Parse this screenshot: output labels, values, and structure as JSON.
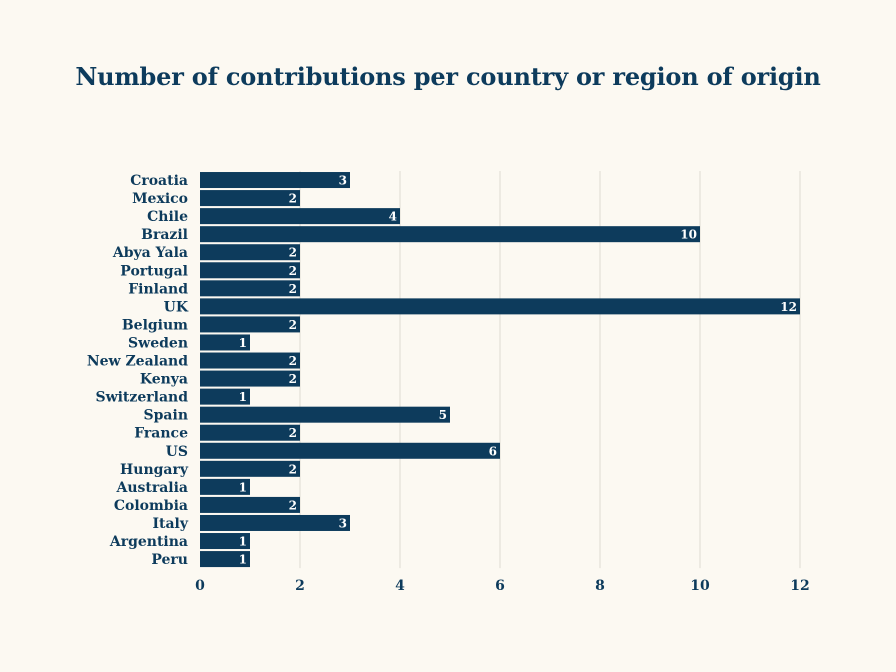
{
  "chart_data": {
    "type": "bar",
    "orientation": "horizontal",
    "title": "Number of contributions per country or region of origin",
    "xlabel": "",
    "ylabel": "",
    "categories": [
      "Croatia",
      "Mexico",
      "Chile",
      "Brazil",
      "Abya Yala",
      "Portugal",
      "Finland",
      "UK",
      "Belgium",
      "Sweden",
      "New Zealand",
      "Kenya",
      "Switzerland",
      "Spain",
      "France",
      "US",
      "Hungary",
      "Australia",
      "Colombia",
      "Italy",
      "Argentina",
      "Peru"
    ],
    "values": [
      3,
      2,
      4,
      10,
      2,
      2,
      2,
      12,
      2,
      1,
      2,
      2,
      1,
      5,
      2,
      6,
      2,
      1,
      2,
      3,
      1,
      1
    ],
    "xlim": [
      0,
      12
    ],
    "xticks": [
      0,
      2,
      4,
      6,
      8,
      10,
      12
    ],
    "grid": "vertical",
    "data_labels": true,
    "legend": "none"
  },
  "colors": {
    "bar": "#0d3b5c",
    "background": "#fcf9f2",
    "grid": "#dedbd3",
    "text": "#0d3b5c",
    "value_text": "#ffffff"
  }
}
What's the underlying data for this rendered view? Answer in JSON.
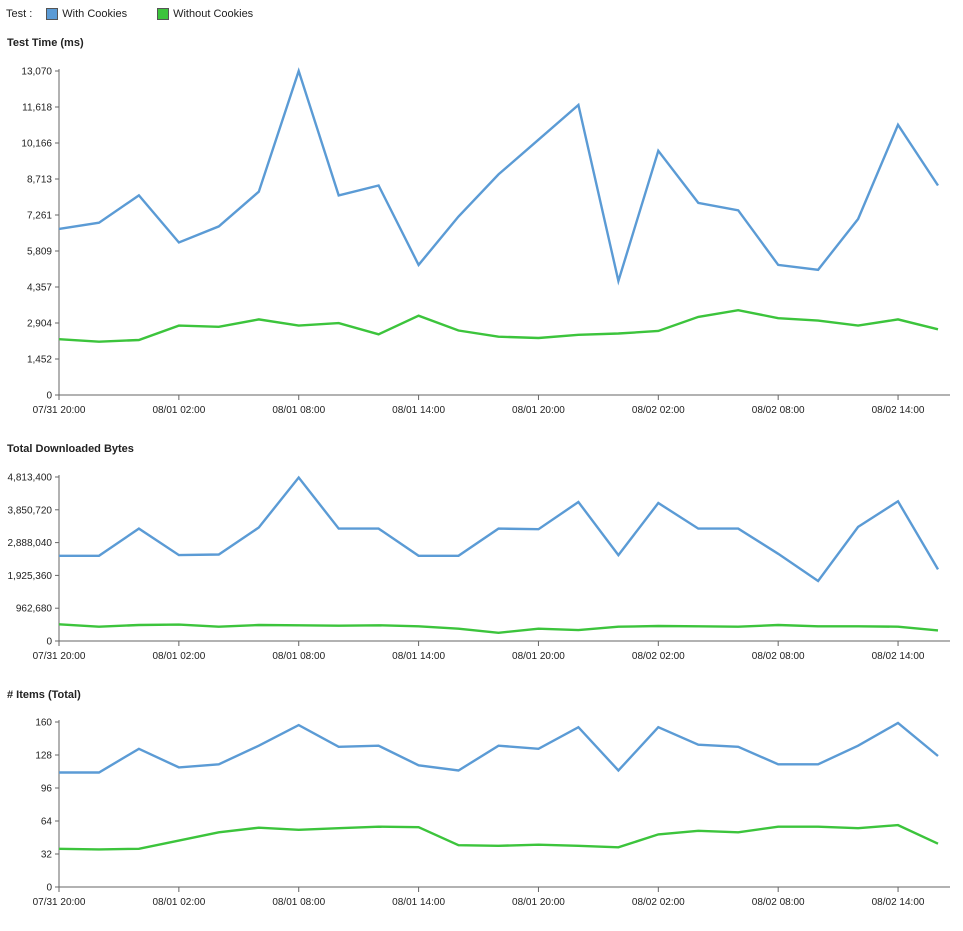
{
  "legend": {
    "title": "Test :",
    "items": [
      {
        "label": "With Cookies",
        "color": "#5b9bd5"
      },
      {
        "label": "Without Cookies",
        "color": "#3cc43c"
      }
    ]
  },
  "chart_data": [
    {
      "type": "line",
      "title": "Test Time (ms)",
      "x_tick_labels": [
        "07/31 20:00",
        "08/01 02:00",
        "08/01 08:00",
        "08/01 14:00",
        "08/01 20:00",
        "08/02 02:00",
        "08/02 08:00",
        "08/02 14:00"
      ],
      "y_ticks": [
        0,
        1452,
        2904,
        4357,
        5809,
        7261,
        8713,
        10166,
        11618,
        13070
      ],
      "y_tick_labels": [
        "0",
        "1,452",
        "2,904",
        "4,357",
        "5,809",
        "7,261",
        "8,713",
        "10,166",
        "11,618",
        "13,070"
      ],
      "ylim": [
        0,
        13070
      ],
      "grid": false,
      "series": [
        {
          "name": "With Cookies",
          "color": "#5b9bd5",
          "values": [
            6700,
            6950,
            8050,
            6150,
            6800,
            8200,
            13070,
            8050,
            8450,
            5250,
            7200,
            8900,
            10300,
            11700,
            4600,
            9850,
            7750,
            7450,
            5250,
            5050,
            7100,
            10900,
            8450
          ]
        },
        {
          "name": "Without Cookies",
          "color": "#3cc43c",
          "values": [
            2250,
            2150,
            2220,
            2800,
            2750,
            3050,
            2800,
            2900,
            2450,
            3200,
            2600,
            2350,
            2300,
            2430,
            2480,
            2580,
            3150,
            3420,
            3100,
            3000,
            2800,
            3050,
            2650
          ]
        }
      ]
    },
    {
      "type": "line",
      "title": "Total Downloaded Bytes",
      "x_tick_labels": [
        "07/31 20:00",
        "08/01 02:00",
        "08/01 08:00",
        "08/01 14:00",
        "08/01 20:00",
        "08/02 02:00",
        "08/02 08:00",
        "08/02 14:00"
      ],
      "y_ticks": [
        0,
        962680,
        1925360,
        2888040,
        3850720,
        4813400
      ],
      "y_tick_labels": [
        "0",
        "962,680",
        "1,925,360",
        "2,888,040",
        "3,850,720",
        "4,813,400"
      ],
      "ylim": [
        0,
        4813400
      ],
      "grid": false,
      "series": [
        {
          "name": "With Cookies",
          "color": "#5b9bd5",
          "values": [
            2500000,
            2500000,
            3300000,
            2520000,
            2540000,
            3330000,
            4800000,
            3300000,
            3300000,
            2500000,
            2500000,
            3300000,
            3280000,
            4080000,
            2520000,
            4050000,
            3300000,
            3300000,
            2560000,
            1760000,
            3350000,
            4100000,
            2100000
          ]
        },
        {
          "name": "Without Cookies",
          "color": "#3cc43c",
          "values": [
            490000,
            420000,
            470000,
            480000,
            420000,
            470000,
            460000,
            450000,
            460000,
            430000,
            360000,
            240000,
            360000,
            320000,
            420000,
            440000,
            430000,
            420000,
            470000,
            430000,
            430000,
            420000,
            310000
          ]
        }
      ]
    },
    {
      "type": "line",
      "title": "# Items (Total)",
      "x_tick_labels": [
        "07/31 20:00",
        "08/01 02:00",
        "08/01 08:00",
        "08/01 14:00",
        "08/01 20:00",
        "08/02 02:00",
        "08/02 08:00",
        "08/02 14:00"
      ],
      "y_ticks": [
        0,
        32,
        64,
        96,
        128,
        160
      ],
      "y_tick_labels": [
        "0",
        "32",
        "64",
        "96",
        "128",
        "160"
      ],
      "ylim": [
        0,
        160
      ],
      "grid": false,
      "series": [
        {
          "name": "With Cookies",
          "color": "#5b9bd5",
          "values": [
            111,
            111,
            134,
            116,
            119,
            137,
            157,
            136,
            137,
            118,
            113,
            137,
            134,
            155,
            113,
            155,
            138,
            136,
            119,
            119,
            137,
            159,
            127
          ]
        },
        {
          "name": "Without Cookies",
          "color": "#3cc43c",
          "values": [
            37,
            36.5,
            37,
            45,
            53,
            57.5,
            55.5,
            57,
            58.5,
            58,
            40.5,
            40,
            41,
            40,
            38.5,
            51,
            54.5,
            53,
            58.5,
            58.5,
            57,
            60,
            42
          ]
        }
      ]
    }
  ]
}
......
Every record above should be transcribed exactly; the pictures stay out of the copy.

The result:
Parse this screenshot: output labels, values, and structure as JSON.
{
  "chart_data": {
    "type": "bar",
    "orientation": "horizontal",
    "title": "Number of contributions per country or region of origin",
    "xlabel": "",
    "ylabel": "",
    "categories": [
      "Croatia",
      "Mexico",
      "Chile",
      "Brazil",
      "Abya Yala",
      "Portugal",
      "Finland",
      "UK",
      "Belgium",
      "Sweden",
      "New Zealand",
      "Kenya",
      "Switzerland",
      "Spain",
      "France",
      "US",
      "Hungary",
      "Australia",
      "Colombia",
      "Italy",
      "Argentina",
      "Peru"
    ],
    "values": [
      3,
      2,
      4,
      10,
      2,
      2,
      2,
      12,
      2,
      1,
      2,
      2,
      1,
      5,
      2,
      6,
      2,
      1,
      2,
      3,
      1,
      1
    ],
    "xlim": [
      0,
      12
    ],
    "xticks": [
      0,
      2,
      4,
      6,
      8,
      10,
      12
    ],
    "grid": "vertical",
    "data_labels": true,
    "legend": "none"
  },
  "colors": {
    "bar": "#0d3b5c",
    "background": "#fcf9f2",
    "grid": "#dedbd3",
    "text": "#0d3b5c",
    "value_text": "#ffffff"
  }
}
What's the underlying data for this rendered view? Answer in JSON.
{
  "legend": {
    "title": "Test :",
    "items": [
      {
        "label": "With Cookies",
        "color": "#5b9bd5"
      },
      {
        "label": "Without Cookies",
        "color": "#3cc43c"
      }
    ]
  },
  "chart_data": [
    {
      "type": "line",
      "title": "Test Time (ms)",
      "x_tick_labels": [
        "07/31 20:00",
        "08/01 02:00",
        "08/01 08:00",
        "08/01 14:00",
        "08/01 20:00",
        "08/02 02:00",
        "08/02 08:00",
        "08/02 14:00"
      ],
      "y_ticks": [
        0,
        1452,
        2904,
        4357,
        5809,
        7261,
        8713,
        10166,
        11618,
        13070
      ],
      "y_tick_labels": [
        "0",
        "1,452",
        "2,904",
        "4,357",
        "5,809",
        "7,261",
        "8,713",
        "10,166",
        "11,618",
        "13,070"
      ],
      "ylim": [
        0,
        13070
      ],
      "grid": false,
      "series": [
        {
          "name": "With Cookies",
          "color": "#5b9bd5",
          "values": [
            6700,
            6950,
            8050,
            6150,
            6800,
            8200,
            13070,
            8050,
            8450,
            5250,
            7200,
            8900,
            10300,
            11700,
            4600,
            9850,
            7750,
            7450,
            5250,
            5050,
            7100,
            10900,
            8450
          ]
        },
        {
          "name": "Without Cookies",
          "color": "#3cc43c",
          "values": [
            2250,
            2150,
            2220,
            2800,
            2750,
            3050,
            2800,
            2900,
            2450,
            3200,
            2600,
            2350,
            2300,
            2430,
            2480,
            2580,
            3150,
            3420,
            3100,
            3000,
            2800,
            3050,
            2650
          ]
        }
      ]
    },
    {
      "type": "line",
      "title": "Total Downloaded Bytes",
      "x_tick_labels": [
        "07/31 20:00",
        "08/01 02:00",
        "08/01 08:00",
        "08/01 14:00",
        "08/01 20:00",
        "08/02 02:00",
        "08/02 08:00",
        "08/02 14:00"
      ],
      "y_ticks": [
        0,
        962680,
        1925360,
        2888040,
        3850720,
        4813400
      ],
      "y_tick_labels": [
        "0",
        "962,680",
        "1,925,360",
        "2,888,040",
        "3,850,720",
        "4,813,400"
      ],
      "ylim": [
        0,
        4813400
      ],
      "grid": false,
      "series": [
        {
          "name": "With Cookies",
          "color": "#5b9bd5",
          "values": [
            2500000,
            2500000,
            3300000,
            2520000,
            2540000,
            3330000,
            4800000,
            3300000,
            3300000,
            2500000,
            2500000,
            3300000,
            3280000,
            4080000,
            2520000,
            4050000,
            3300000,
            3300000,
            2560000,
            1760000,
            3350000,
            4100000,
            2100000
          ]
        },
        {
          "name": "Without Cookies",
          "color": "#3cc43c",
          "values": [
            490000,
            420000,
            470000,
            480000,
            420000,
            470000,
            460000,
            450000,
            460000,
            430000,
            360000,
            240000,
            360000,
            320000,
            420000,
            440000,
            430000,
            420000,
            470000,
            430000,
            430000,
            420000,
            310000
          ]
        }
      ]
    },
    {
      "type": "line",
      "title": "# Items (Total)",
      "x_tick_labels": [
        "07/31 20:00",
        "08/01 02:00",
        "08/01 08:00",
        "08/01 14:00",
        "08/01 20:00",
        "08/02 02:00",
        "08/02 08:00",
        "08/02 14:00"
      ],
      "y_ticks": [
        0,
        32,
        64,
        96,
        128,
        160
      ],
      "y_tick_labels": [
        "0",
        "32",
        "64",
        "96",
        "128",
        "160"
      ],
      "ylim": [
        0,
        160
      ],
      "grid": false,
      "series": [
        {
          "name": "With Cookies",
          "color": "#5b9bd5",
          "values": [
            111,
            111,
            134,
            116,
            119,
            137,
            157,
            136,
            137,
            118,
            113,
            137,
            134,
            155,
            113,
            155,
            138,
            136,
            119,
            119,
            137,
            159,
            127
          ]
        },
        {
          "name": "Without Cookies",
          "color": "#3cc43c",
          "values": [
            37,
            36.5,
            37,
            45,
            53,
            57.5,
            55.5,
            57,
            58.5,
            58,
            40.5,
            40,
            41,
            40,
            38.5,
            51,
            54.5,
            53,
            58.5,
            58.5,
            57,
            60,
            42
          ]
        }
      ]
    }
  ]
}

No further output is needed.